* _Saved entries_:
+++++

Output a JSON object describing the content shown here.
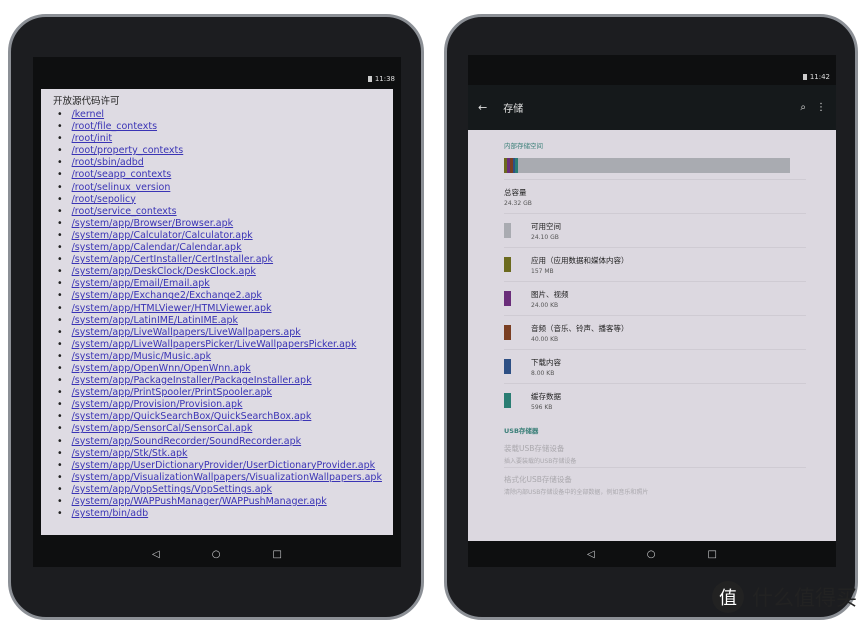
{
  "left": {
    "status_time": "11:38",
    "title": "开放源代码许可",
    "items": [
      "/kernel",
      "/root/file_contexts",
      "/root/init",
      "/root/property_contexts",
      "/root/sbin/adbd",
      "/root/seapp_contexts",
      "/root/selinux_version",
      "/root/sepolicy",
      "/root/service_contexts",
      "/system/app/Browser/Browser.apk",
      "/system/app/Calculator/Calculator.apk",
      "/system/app/Calendar/Calendar.apk",
      "/system/app/CertInstaller/CertInstaller.apk",
      "/system/app/DeskClock/DeskClock.apk",
      "/system/app/Email/Email.apk",
      "/system/app/Exchange2/Exchange2.apk",
      "/system/app/HTMLViewer/HTMLViewer.apk",
      "/system/app/LatinIME/LatinIME.apk",
      "/system/app/LiveWallpapers/LiveWallpapers.apk",
      "/system/app/LiveWallpapersPicker/LiveWallpapersPicker.apk",
      "/system/app/Music/Music.apk",
      "/system/app/OpenWnn/OpenWnn.apk",
      "/system/app/PackageInstaller/PackageInstaller.apk",
      "/system/app/PrintSpooler/PrintSpooler.apk",
      "/system/app/Provision/Provision.apk",
      "/system/app/QuickSearchBox/QuickSearchBox.apk",
      "/system/app/SensorCal/SensorCal.apk",
      "/system/app/SoundRecorder/SoundRecorder.apk",
      "/system/app/Stk/Stk.apk",
      "/system/app/UserDictionaryProvider/UserDictionaryProvider.apk",
      "/system/app/VisualizationWallpapers/VisualizationWallpapers.apk",
      "/system/app/VppSettings/VppSettings.apk",
      "/system/app/WAPPushManager/WAPPushManager.apk",
      "/system/bin/adb"
    ]
  },
  "right": {
    "status_time": "11:42",
    "title": "存储",
    "internal_header": "内部存储空间",
    "total": {
      "label": "总容量",
      "value": "24.32 GB"
    },
    "categories": [
      {
        "label": "可用空间",
        "value": "24.10 GB",
        "color": "#a9abb1"
      },
      {
        "label": "应用（应用数据和媒体内容）",
        "value": "157 MB",
        "color": "#6b6a1e"
      },
      {
        "label": "图片、视频",
        "value": "24.00 KB",
        "color": "#6a2d7a"
      },
      {
        "label": "音频（音乐、铃声、播客等）",
        "value": "40.00 KB",
        "color": "#7a3e22"
      },
      {
        "label": "下载内容",
        "value": "8.00 KB",
        "color": "#2d4f84"
      },
      {
        "label": "缓存数据",
        "value": "596 KB",
        "color": "#2a7d73"
      }
    ],
    "usb_header": "USB存储器",
    "mount": {
      "title": "装载USB存储设备",
      "desc": "插入要装载的USB存储设备"
    },
    "format": {
      "title": "格式化USB存储设备",
      "desc": "清除内部USB存储设备中的全部数据，例如音乐和照片"
    }
  },
  "nav": {
    "back": "◁",
    "home": "○",
    "recents": "□"
  },
  "watermark": "什么值得买"
}
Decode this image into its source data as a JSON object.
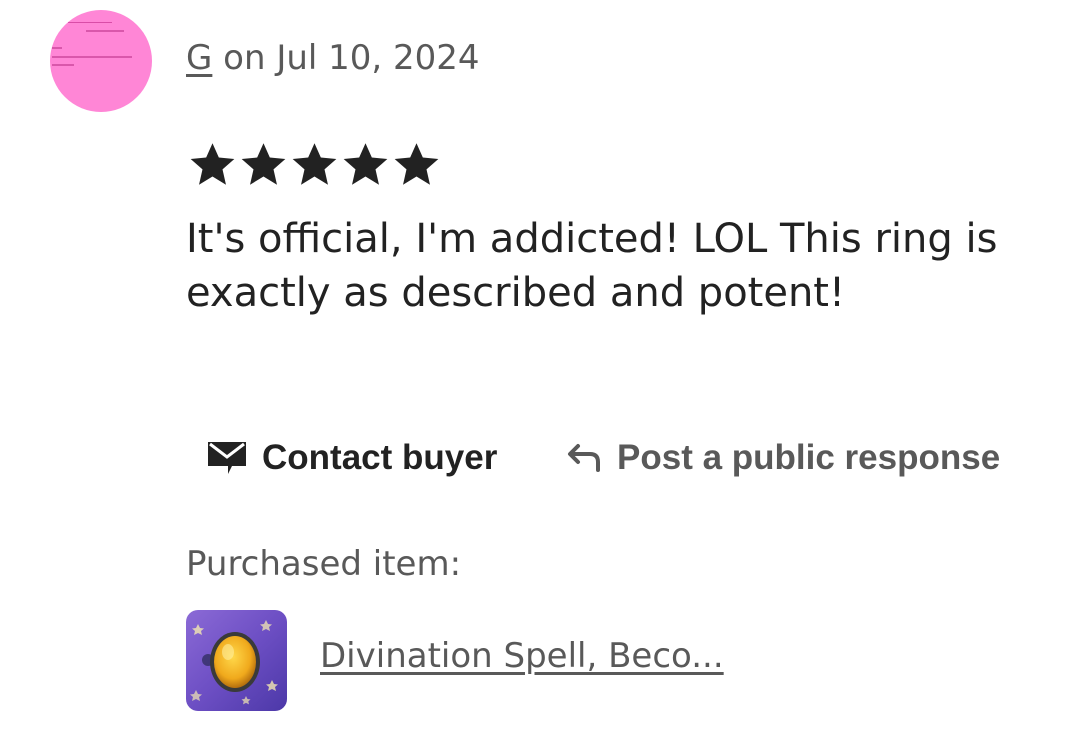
{
  "review": {
    "reviewer_name": "G",
    "date_prefix": " on ",
    "date": "Jul 10, 2024",
    "rating_out_of_5": 5,
    "text": "It's official, I'm addicted! LOL This ring is exactly as described and potent!"
  },
  "actions": {
    "contact_label": "Contact buyer",
    "respond_label": "Post a public response"
  },
  "purchased": {
    "label": "Purchased item:",
    "item_title": "Divination Spell, Beco..."
  },
  "icons": {
    "contact": "envelope-icon",
    "respond": "reply-arrow-icon",
    "rating": "star-icon"
  },
  "colors": {
    "primary_text": "#222222",
    "secondary_text": "#595959",
    "avatar_bg": "#ff86d6"
  }
}
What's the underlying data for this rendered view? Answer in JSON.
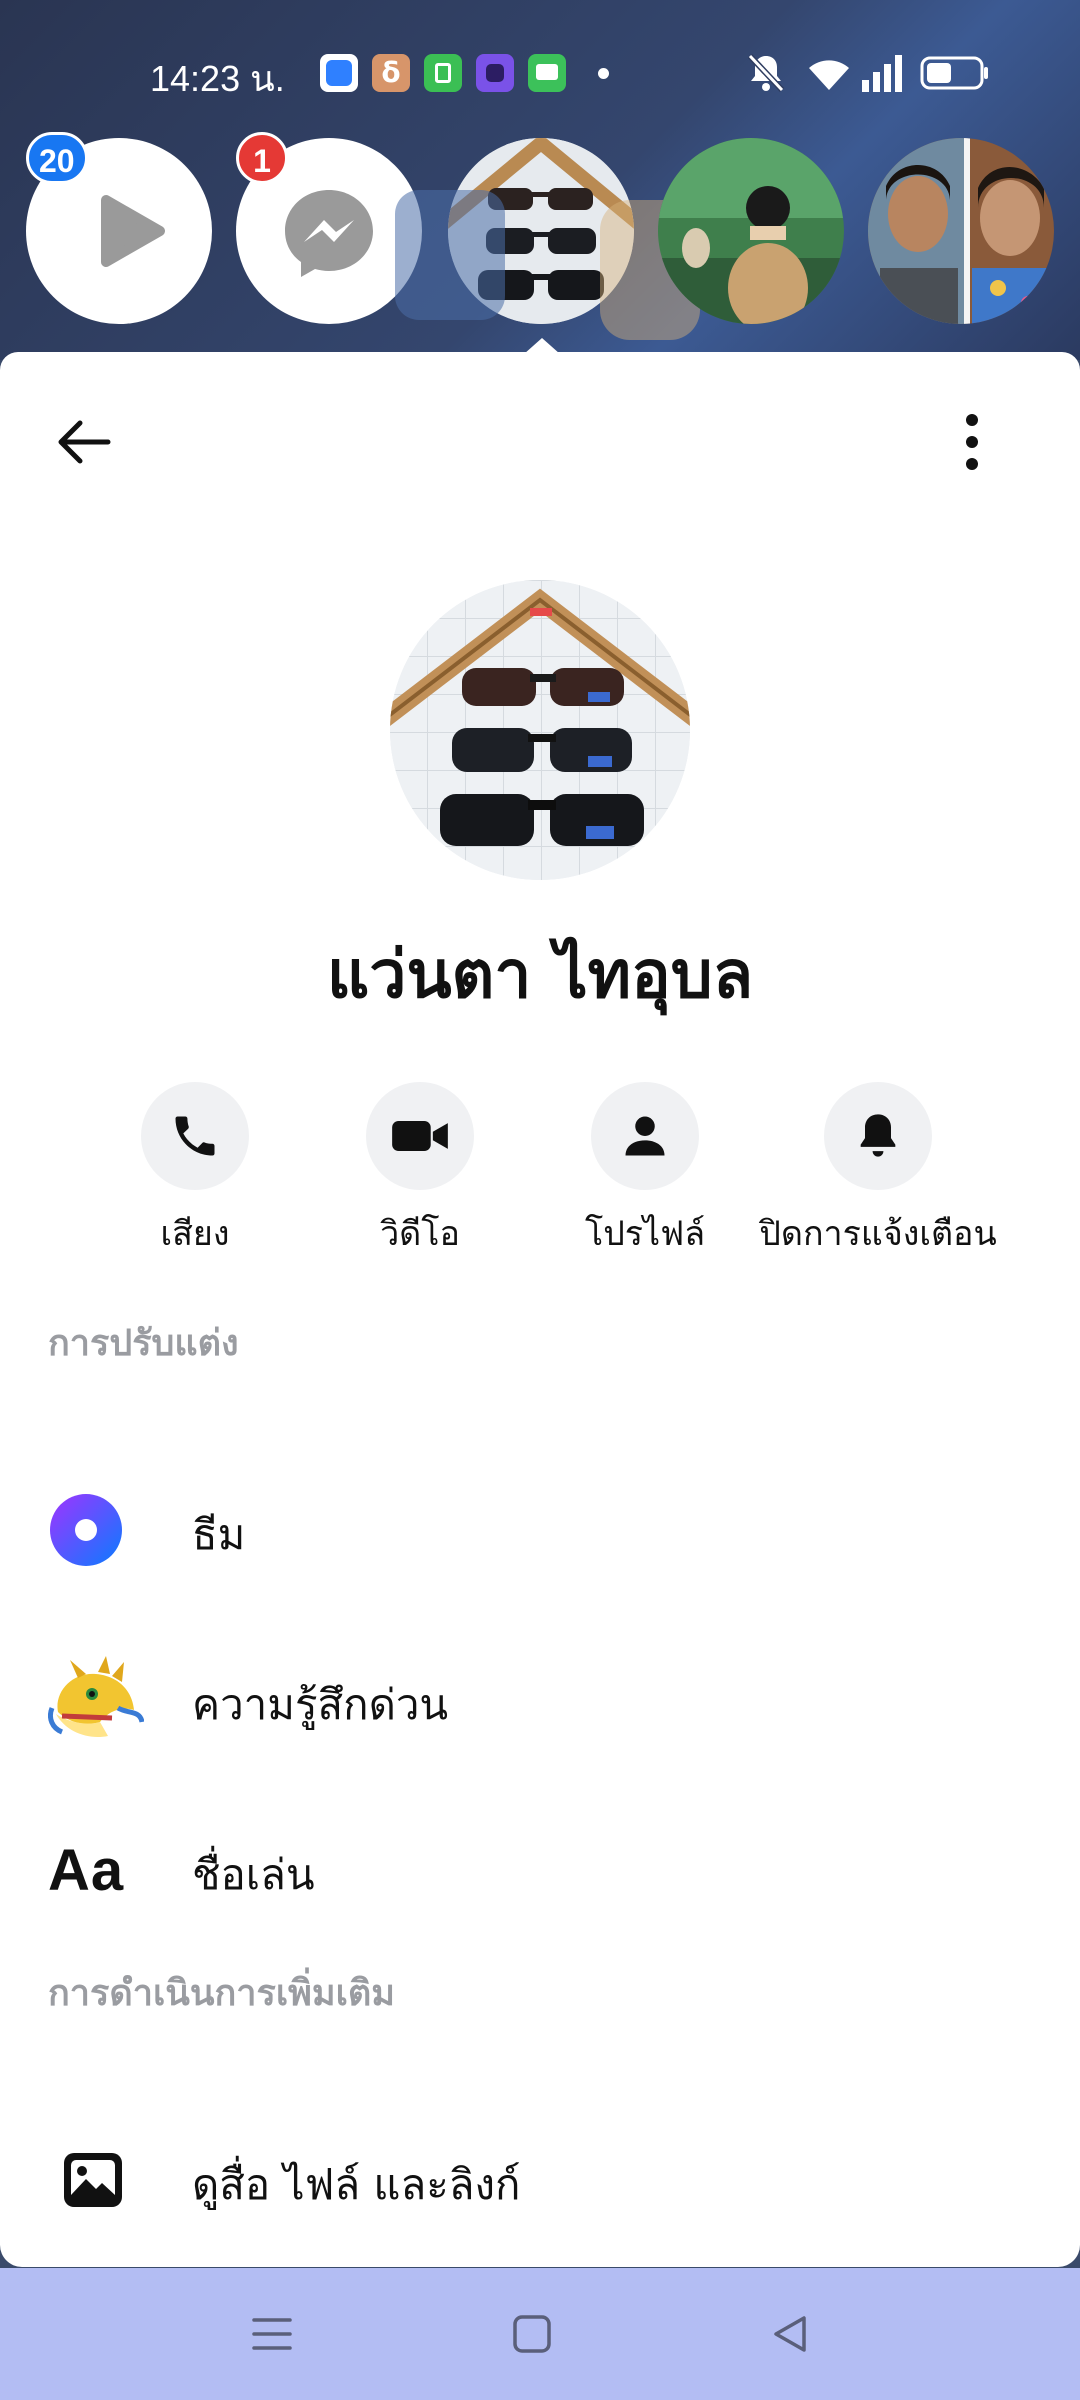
{
  "status_bar": {
    "time": "14:23 น.",
    "notification_icons": [
      "app-blue-icon",
      "app-s-icon",
      "app-shop-icon",
      "app-purple-icon",
      "app-chat-icon"
    ],
    "system_icons": [
      "mute-icon",
      "wifi-icon",
      "signal-icon",
      "battery-icon"
    ]
  },
  "chat_heads": {
    "video_badge": "20",
    "messenger_badge": "1"
  },
  "header": {
    "back_icon": "arrow-left-icon",
    "more_icon": "more-vertical-icon"
  },
  "profile": {
    "name": "แว่นตา ไทอุบล"
  },
  "actions": [
    {
      "label": "เสียง",
      "icon": "phone-icon"
    },
    {
      "label": "วิดีโอ",
      "icon": "video-icon"
    },
    {
      "label": "โปรไฟล์",
      "icon": "person-icon"
    },
    {
      "label": "ปิดการแจ้งเตือน",
      "icon": "bell-icon"
    }
  ],
  "sections": {
    "customize": {
      "title": "การปรับแต่ง",
      "items": [
        {
          "label": "ธีม",
          "icon": "theme-icon"
        },
        {
          "label": "ความรู้สึกด่วน",
          "icon": "dragon-emoji-icon"
        },
        {
          "label": "ชื่อเล่น",
          "icon": "text-aa-icon",
          "icon_text": "Aa"
        }
      ]
    },
    "more_actions": {
      "title": "การดำเนินการเพิ่มเติม",
      "items": [
        {
          "label": "ดูสื่อ ไฟล์ และลิงก์",
          "icon": "image-icon"
        }
      ]
    }
  },
  "colors": {
    "badge_blue": "#1877f2",
    "badge_red": "#e53935",
    "theme_gradient_start": "#a033ff",
    "theme_gradient_end": "#0a7cff",
    "nav_bar": "#b3bdf3"
  }
}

+++++

* _Given request_:
Copy every entry exactly as written. Pictures are excluded.

* _In response_:
Output a JSON object describing the content shown here.
{
  "left": {
    "status_time": "11:38",
    "title": "开放源代码许可",
    "items": [
      "/kernel",
      "/root/file_contexts",
      "/root/init",
      "/root/property_contexts",
      "/root/sbin/adbd",
      "/root/seapp_contexts",
      "/root/selinux_version",
      "/root/sepolicy",
      "/root/service_contexts",
      "/system/app/Browser/Browser.apk",
      "/system/app/Calculator/Calculator.apk",
      "/system/app/Calendar/Calendar.apk",
      "/system/app/CertInstaller/CertInstaller.apk",
      "/system/app/DeskClock/DeskClock.apk",
      "/system/app/Email/Email.apk",
      "/system/app/Exchange2/Exchange2.apk",
      "/system/app/HTMLViewer/HTMLViewer.apk",
      "/system/app/LatinIME/LatinIME.apk",
      "/system/app/LiveWallpapers/LiveWallpapers.apk",
      "/system/app/LiveWallpapersPicker/LiveWallpapersPicker.apk",
      "/system/app/Music/Music.apk",
      "/system/app/OpenWnn/OpenWnn.apk",
      "/system/app/PackageInstaller/PackageInstaller.apk",
      "/system/app/PrintSpooler/PrintSpooler.apk",
      "/system/app/Provision/Provision.apk",
      "/system/app/QuickSearchBox/QuickSearchBox.apk",
      "/system/app/SensorCal/SensorCal.apk",
      "/system/app/SoundRecorder/SoundRecorder.apk",
      "/system/app/Stk/Stk.apk",
      "/system/app/UserDictionaryProvider/UserDictionaryProvider.apk",
      "/system/app/VisualizationWallpapers/VisualizationWallpapers.apk",
      "/system/app/VppSettings/VppSettings.apk",
      "/system/app/WAPPushManager/WAPPushManager.apk",
      "/system/bin/adb"
    ]
  },
  "right": {
    "status_time": "11:42",
    "title": "存储",
    "internal_header": "内部存储空间",
    "total": {
      "label": "总容量",
      "value": "24.32 GB"
    },
    "categories": [
      {
        "label": "可用空间",
        "value": "24.10 GB",
        "color": "#a9abb1"
      },
      {
        "label": "应用（应用数据和媒体内容）",
        "value": "157 MB",
        "color": "#6b6a1e"
      },
      {
        "label": "图片、视频",
        "value": "24.00 KB",
        "color": "#6a2d7a"
      },
      {
        "label": "音频（音乐、铃声、播客等）",
        "value": "40.00 KB",
        "color": "#7a3e22"
      },
      {
        "label": "下载内容",
        "value": "8.00 KB",
        "color": "#2d4f84"
      },
      {
        "label": "缓存数据",
        "value": "596 KB",
        "color": "#2a7d73"
      }
    ],
    "usb_header": "USB存储器",
    "mount": {
      "title": "装载USB存储设备",
      "desc": "插入要装载的USB存储设备"
    },
    "format": {
      "title": "格式化USB存储设备",
      "desc": "清除内部USB存储设备中的全部数据，例如音乐和照片"
    }
  },
  "nav": {
    "back": "◁",
    "home": "○",
    "recents": "□"
  },
  "watermark": "什么值得买"
}
Decode this image into its source data as a JSON object.
{
  "review": {
    "reviewer_name": "G",
    "date_prefix": " on ",
    "date": "Jul 10, 2024",
    "rating_out_of_5": 5,
    "text": "It's official, I'm addicted! LOL This ring is exactly as described and potent!"
  },
  "actions": {
    "contact_label": "Contact buyer",
    "respond_label": "Post a public response"
  },
  "purchased": {
    "label": "Purchased item:",
    "item_title": "Divination Spell, Beco..."
  },
  "icons": {
    "contact": "envelope-icon",
    "respond": "reply-arrow-icon",
    "rating": "star-icon"
  },
  "colors": {
    "primary_text": "#222222",
    "secondary_text": "#595959",
    "avatar_bg": "#ff86d6"
  }
}
What's the underlying data for this rendered view? Answer in JSON.
{
  "status_bar": {
    "time": "14:23 น.",
    "notification_icons": [
      "app-blue-icon",
      "app-s-icon",
      "app-shop-icon",
      "app-purple-icon",
      "app-chat-icon"
    ],
    "system_icons": [
      "mute-icon",
      "wifi-icon",
      "signal-icon",
      "battery-icon"
    ]
  },
  "chat_heads": {
    "video_badge": "20",
    "messenger_badge": "1"
  },
  "header": {
    "back_icon": "arrow-left-icon",
    "more_icon": "more-vertical-icon"
  },
  "profile": {
    "name": "แว่นตา ไทอุบล"
  },
  "actions": [
    {
      "label": "เสียง",
      "icon": "phone-icon"
    },
    {
      "label": "วิดีโอ",
      "icon": "video-icon"
    },
    {
      "label": "โปรไฟล์",
      "icon": "person-icon"
    },
    {
      "label": "ปิดการแจ้งเตือน",
      "icon": "bell-icon"
    }
  ],
  "sections": {
    "customize": {
      "title": "การปรับแต่ง",
      "items": [
        {
          "label": "ธีม",
          "icon": "theme-icon"
        },
        {
          "label": "ความรู้สึกด่วน",
          "icon": "dragon-emoji-icon"
        },
        {
          "label": "ชื่อเล่น",
          "icon": "text-aa-icon",
          "icon_text": "Aa"
        }
      ]
    },
    "more_actions": {
      "title": "การดำเนินการเพิ่มเติม",
      "items": [
        {
          "label": "ดูสื่อ ไฟล์ และลิงก์",
          "icon": "image-icon"
        }
      ]
    }
  },
  "colors": {
    "badge_blue": "#1877f2",
    "badge_red": "#e53935",
    "theme_gradient_start": "#a033ff",
    "theme_gradient_end": "#0a7cff",
    "nav_bar": "#b3bdf3"
  }
}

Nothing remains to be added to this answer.